■ Description of the task ■
Output nothing but the number of lines that include the word "triangle".

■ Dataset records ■
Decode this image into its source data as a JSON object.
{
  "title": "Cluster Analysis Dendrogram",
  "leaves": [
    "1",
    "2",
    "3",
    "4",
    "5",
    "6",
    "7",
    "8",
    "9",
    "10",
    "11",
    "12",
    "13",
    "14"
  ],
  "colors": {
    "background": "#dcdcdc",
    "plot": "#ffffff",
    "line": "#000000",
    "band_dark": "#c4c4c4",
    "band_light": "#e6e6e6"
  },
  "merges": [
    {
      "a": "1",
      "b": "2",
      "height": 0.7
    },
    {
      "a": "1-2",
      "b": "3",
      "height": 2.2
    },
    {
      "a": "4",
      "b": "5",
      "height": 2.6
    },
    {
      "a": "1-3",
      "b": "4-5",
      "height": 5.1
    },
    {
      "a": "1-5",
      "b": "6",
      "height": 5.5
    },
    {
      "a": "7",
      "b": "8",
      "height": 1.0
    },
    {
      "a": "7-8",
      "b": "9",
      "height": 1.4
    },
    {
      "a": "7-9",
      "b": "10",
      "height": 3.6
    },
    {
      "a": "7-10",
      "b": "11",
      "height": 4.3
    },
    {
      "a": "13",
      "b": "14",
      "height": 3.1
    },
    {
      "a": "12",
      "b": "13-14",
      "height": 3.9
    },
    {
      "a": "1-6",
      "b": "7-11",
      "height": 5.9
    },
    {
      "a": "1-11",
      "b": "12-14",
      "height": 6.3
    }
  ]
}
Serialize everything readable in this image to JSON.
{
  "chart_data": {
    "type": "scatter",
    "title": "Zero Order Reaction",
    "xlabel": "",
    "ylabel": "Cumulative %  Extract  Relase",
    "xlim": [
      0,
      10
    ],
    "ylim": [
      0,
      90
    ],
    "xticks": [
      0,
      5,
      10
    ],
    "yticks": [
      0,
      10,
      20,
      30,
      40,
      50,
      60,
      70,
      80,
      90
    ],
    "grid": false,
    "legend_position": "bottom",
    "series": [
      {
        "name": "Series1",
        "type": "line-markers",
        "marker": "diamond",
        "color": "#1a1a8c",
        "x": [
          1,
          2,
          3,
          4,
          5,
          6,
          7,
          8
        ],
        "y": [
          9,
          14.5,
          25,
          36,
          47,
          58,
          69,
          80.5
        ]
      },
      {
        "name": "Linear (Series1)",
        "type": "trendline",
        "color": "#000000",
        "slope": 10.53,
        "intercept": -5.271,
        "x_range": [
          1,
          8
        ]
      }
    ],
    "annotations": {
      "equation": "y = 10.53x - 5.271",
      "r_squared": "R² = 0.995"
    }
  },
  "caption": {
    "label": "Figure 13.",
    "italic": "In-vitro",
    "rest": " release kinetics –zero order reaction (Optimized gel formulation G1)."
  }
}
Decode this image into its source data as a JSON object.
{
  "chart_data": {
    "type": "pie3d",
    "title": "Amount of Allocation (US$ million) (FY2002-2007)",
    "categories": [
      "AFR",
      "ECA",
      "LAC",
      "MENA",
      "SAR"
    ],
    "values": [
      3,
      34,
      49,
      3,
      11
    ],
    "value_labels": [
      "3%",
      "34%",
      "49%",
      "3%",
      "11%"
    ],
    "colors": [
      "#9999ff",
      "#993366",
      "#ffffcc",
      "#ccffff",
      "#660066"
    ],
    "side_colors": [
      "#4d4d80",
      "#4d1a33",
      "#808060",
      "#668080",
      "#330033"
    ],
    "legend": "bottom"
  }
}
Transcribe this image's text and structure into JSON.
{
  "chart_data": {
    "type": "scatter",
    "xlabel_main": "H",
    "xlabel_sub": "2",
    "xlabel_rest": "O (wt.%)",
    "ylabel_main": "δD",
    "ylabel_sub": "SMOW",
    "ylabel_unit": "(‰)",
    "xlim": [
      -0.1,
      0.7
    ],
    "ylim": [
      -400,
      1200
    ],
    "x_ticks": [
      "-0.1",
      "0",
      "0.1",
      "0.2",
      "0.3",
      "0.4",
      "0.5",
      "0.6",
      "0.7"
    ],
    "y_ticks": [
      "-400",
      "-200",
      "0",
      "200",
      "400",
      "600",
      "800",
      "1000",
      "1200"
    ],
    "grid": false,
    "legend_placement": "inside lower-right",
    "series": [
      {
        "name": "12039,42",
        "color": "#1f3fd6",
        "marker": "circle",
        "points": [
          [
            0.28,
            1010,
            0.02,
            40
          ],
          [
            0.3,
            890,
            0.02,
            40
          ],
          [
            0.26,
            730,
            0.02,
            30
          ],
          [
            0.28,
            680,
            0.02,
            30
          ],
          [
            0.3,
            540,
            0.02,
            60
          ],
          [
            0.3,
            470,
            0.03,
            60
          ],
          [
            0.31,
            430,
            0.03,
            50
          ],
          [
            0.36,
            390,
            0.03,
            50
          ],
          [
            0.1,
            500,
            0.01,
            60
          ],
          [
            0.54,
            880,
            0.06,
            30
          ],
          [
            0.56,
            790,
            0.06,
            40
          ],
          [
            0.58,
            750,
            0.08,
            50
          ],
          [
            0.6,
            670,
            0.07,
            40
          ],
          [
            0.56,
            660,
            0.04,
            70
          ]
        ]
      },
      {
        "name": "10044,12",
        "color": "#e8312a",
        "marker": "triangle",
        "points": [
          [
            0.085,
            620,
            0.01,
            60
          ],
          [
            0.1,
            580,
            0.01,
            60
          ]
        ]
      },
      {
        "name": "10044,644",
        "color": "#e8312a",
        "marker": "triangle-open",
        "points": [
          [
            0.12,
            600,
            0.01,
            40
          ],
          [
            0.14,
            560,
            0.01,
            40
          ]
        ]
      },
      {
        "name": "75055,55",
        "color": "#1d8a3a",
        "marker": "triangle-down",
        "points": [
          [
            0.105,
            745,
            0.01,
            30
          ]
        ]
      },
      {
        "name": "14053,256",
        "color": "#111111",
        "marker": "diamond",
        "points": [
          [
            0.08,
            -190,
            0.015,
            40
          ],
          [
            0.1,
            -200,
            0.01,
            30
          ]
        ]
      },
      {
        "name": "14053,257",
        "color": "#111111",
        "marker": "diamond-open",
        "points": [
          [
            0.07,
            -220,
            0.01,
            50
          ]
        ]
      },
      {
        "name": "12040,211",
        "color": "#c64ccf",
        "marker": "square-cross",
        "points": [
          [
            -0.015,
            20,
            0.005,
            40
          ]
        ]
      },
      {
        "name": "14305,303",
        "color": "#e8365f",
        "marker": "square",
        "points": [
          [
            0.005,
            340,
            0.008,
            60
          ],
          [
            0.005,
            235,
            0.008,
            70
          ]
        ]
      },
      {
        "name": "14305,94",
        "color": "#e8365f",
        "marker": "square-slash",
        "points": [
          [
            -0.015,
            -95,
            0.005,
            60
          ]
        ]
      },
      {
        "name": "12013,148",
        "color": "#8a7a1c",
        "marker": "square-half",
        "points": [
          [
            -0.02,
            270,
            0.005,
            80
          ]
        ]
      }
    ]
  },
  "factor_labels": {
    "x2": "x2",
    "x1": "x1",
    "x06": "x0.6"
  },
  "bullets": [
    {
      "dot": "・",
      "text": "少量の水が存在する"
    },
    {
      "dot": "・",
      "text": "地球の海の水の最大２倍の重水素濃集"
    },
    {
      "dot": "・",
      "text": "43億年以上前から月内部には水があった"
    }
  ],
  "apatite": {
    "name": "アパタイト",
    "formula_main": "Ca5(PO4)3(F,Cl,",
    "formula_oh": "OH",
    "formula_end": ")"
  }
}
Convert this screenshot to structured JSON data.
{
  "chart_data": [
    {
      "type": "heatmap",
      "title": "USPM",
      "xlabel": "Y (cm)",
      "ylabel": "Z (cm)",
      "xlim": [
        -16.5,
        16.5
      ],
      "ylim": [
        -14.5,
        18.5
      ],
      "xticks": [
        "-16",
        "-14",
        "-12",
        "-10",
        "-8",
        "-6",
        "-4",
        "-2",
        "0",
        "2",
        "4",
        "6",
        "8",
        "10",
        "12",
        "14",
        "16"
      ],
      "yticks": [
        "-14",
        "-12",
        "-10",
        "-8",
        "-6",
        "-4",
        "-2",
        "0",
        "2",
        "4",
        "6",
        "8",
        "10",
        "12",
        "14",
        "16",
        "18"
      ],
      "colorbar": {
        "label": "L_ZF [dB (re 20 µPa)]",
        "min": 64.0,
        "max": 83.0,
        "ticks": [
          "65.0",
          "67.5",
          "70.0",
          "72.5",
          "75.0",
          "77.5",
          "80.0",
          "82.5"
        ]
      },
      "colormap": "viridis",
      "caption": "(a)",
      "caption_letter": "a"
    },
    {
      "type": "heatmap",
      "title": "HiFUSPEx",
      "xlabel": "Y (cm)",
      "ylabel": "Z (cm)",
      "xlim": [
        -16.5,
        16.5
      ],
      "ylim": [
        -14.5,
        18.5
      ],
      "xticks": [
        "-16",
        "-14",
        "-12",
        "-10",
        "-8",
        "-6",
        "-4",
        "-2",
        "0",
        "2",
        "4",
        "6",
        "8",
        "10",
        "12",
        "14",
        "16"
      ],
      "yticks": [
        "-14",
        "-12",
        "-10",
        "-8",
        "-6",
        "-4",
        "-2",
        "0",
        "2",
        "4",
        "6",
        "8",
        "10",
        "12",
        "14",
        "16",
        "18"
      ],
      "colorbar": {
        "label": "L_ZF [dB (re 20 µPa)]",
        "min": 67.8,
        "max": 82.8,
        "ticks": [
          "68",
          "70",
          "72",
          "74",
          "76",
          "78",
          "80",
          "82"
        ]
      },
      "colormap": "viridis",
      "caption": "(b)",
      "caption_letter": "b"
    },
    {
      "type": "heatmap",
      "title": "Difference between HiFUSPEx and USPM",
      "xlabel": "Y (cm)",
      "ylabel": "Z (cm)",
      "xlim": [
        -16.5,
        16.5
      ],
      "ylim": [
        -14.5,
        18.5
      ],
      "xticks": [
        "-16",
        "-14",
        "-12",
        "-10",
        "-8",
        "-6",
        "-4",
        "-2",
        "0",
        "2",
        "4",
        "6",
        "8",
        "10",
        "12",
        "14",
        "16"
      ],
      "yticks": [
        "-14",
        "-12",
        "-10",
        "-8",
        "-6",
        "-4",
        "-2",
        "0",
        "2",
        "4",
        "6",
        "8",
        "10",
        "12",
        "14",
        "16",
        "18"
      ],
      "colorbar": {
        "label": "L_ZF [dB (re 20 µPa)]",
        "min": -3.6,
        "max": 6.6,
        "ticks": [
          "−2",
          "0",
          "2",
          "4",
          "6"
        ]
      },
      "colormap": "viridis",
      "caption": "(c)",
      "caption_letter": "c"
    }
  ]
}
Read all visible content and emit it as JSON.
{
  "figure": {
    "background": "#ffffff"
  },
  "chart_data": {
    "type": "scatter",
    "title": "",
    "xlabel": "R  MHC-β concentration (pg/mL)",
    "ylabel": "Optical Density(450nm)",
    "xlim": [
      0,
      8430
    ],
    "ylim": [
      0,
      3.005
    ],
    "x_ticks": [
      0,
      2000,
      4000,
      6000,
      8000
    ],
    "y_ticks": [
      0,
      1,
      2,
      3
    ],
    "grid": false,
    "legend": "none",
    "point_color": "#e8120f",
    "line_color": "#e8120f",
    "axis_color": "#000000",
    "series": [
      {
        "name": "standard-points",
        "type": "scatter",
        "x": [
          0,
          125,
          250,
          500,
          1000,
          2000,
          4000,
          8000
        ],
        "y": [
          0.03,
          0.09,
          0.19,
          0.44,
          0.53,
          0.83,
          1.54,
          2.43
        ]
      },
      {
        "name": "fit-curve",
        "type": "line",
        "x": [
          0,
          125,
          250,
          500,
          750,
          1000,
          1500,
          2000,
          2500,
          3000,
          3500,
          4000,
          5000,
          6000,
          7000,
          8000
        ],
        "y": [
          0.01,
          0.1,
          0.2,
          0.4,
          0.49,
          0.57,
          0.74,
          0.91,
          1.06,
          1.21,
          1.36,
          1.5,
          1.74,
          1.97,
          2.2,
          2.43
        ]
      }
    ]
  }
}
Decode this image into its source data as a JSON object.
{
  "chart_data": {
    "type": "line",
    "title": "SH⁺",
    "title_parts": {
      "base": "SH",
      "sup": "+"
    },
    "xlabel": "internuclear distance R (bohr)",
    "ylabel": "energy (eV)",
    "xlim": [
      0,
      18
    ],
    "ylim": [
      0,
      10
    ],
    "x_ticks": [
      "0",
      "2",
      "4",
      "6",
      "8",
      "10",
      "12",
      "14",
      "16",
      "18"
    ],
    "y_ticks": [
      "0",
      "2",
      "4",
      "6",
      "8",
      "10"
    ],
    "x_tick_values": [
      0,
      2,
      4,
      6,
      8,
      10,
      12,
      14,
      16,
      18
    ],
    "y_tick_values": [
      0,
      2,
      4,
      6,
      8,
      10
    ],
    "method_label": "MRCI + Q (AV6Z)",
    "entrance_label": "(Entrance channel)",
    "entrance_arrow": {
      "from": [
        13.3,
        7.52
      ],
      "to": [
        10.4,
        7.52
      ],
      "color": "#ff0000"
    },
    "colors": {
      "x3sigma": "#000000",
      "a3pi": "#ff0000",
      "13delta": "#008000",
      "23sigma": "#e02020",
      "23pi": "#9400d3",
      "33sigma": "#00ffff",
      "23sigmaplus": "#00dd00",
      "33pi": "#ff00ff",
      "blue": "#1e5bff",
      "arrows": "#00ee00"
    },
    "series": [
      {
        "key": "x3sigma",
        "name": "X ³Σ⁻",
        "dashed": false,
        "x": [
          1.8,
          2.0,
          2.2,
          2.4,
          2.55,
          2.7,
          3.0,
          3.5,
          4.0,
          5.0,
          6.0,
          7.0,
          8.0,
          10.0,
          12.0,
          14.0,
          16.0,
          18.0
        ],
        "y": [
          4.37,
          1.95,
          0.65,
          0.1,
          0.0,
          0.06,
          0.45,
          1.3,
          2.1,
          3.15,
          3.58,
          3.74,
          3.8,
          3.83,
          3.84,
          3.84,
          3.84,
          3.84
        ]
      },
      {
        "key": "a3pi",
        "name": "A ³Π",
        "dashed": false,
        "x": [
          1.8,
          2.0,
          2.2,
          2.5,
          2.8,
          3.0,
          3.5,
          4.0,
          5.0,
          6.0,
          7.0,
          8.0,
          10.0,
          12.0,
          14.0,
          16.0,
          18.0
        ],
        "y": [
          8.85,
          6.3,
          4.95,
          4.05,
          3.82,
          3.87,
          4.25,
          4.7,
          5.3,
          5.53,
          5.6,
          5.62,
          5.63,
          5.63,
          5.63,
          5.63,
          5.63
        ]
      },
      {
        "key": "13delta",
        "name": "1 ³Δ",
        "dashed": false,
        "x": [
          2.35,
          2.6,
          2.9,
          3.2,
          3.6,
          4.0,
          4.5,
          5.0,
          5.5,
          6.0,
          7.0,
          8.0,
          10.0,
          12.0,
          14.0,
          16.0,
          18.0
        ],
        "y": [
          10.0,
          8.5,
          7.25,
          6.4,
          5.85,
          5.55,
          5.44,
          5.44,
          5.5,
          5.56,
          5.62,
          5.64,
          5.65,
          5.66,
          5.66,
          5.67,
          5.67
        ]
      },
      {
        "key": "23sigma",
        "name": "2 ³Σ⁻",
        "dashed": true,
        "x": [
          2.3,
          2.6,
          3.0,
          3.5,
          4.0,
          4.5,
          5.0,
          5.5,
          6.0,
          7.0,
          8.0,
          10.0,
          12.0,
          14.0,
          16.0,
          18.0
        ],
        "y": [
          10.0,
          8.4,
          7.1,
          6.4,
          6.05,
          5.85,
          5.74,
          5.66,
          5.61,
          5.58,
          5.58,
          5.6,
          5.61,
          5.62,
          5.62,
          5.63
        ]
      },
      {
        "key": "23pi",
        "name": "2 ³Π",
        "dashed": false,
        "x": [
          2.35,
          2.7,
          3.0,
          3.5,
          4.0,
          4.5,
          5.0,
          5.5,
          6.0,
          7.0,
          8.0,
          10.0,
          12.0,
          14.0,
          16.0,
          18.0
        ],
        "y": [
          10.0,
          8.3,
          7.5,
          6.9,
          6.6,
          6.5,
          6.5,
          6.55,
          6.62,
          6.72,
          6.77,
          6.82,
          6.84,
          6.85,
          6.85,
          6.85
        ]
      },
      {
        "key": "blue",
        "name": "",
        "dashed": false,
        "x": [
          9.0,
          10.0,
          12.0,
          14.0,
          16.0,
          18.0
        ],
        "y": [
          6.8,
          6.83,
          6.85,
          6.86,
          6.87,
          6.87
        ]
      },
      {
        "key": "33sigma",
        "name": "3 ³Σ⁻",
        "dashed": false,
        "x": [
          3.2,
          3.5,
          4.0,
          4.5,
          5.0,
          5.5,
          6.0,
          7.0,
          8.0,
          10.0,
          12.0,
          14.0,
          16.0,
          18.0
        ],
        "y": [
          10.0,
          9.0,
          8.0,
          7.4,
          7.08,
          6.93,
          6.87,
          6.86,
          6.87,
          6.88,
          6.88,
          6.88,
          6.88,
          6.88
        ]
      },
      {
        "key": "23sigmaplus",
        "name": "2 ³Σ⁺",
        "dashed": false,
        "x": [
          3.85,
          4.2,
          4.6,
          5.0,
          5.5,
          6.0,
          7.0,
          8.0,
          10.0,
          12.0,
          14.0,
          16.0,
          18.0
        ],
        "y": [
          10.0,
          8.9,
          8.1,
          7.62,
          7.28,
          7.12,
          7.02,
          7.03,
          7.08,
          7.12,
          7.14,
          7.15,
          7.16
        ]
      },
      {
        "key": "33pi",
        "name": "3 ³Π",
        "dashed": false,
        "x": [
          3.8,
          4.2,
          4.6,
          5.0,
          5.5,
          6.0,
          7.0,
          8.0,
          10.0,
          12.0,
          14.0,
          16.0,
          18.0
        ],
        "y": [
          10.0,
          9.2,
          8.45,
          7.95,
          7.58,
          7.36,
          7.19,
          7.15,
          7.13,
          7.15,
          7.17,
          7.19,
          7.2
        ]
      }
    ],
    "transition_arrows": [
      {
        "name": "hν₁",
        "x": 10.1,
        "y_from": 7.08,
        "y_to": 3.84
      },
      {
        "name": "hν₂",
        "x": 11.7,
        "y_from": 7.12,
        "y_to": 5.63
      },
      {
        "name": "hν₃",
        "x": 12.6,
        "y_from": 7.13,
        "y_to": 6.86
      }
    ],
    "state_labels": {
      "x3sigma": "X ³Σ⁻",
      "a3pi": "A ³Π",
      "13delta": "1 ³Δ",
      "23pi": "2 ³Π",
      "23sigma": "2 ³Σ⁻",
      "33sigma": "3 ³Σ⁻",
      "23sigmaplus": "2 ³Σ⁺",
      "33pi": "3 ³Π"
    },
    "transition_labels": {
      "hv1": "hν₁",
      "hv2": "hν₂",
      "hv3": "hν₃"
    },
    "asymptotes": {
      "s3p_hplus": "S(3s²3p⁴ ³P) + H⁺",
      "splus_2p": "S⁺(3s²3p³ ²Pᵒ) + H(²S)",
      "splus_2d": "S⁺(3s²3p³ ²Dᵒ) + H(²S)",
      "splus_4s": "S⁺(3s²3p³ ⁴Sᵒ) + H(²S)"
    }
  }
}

■ The response ■
3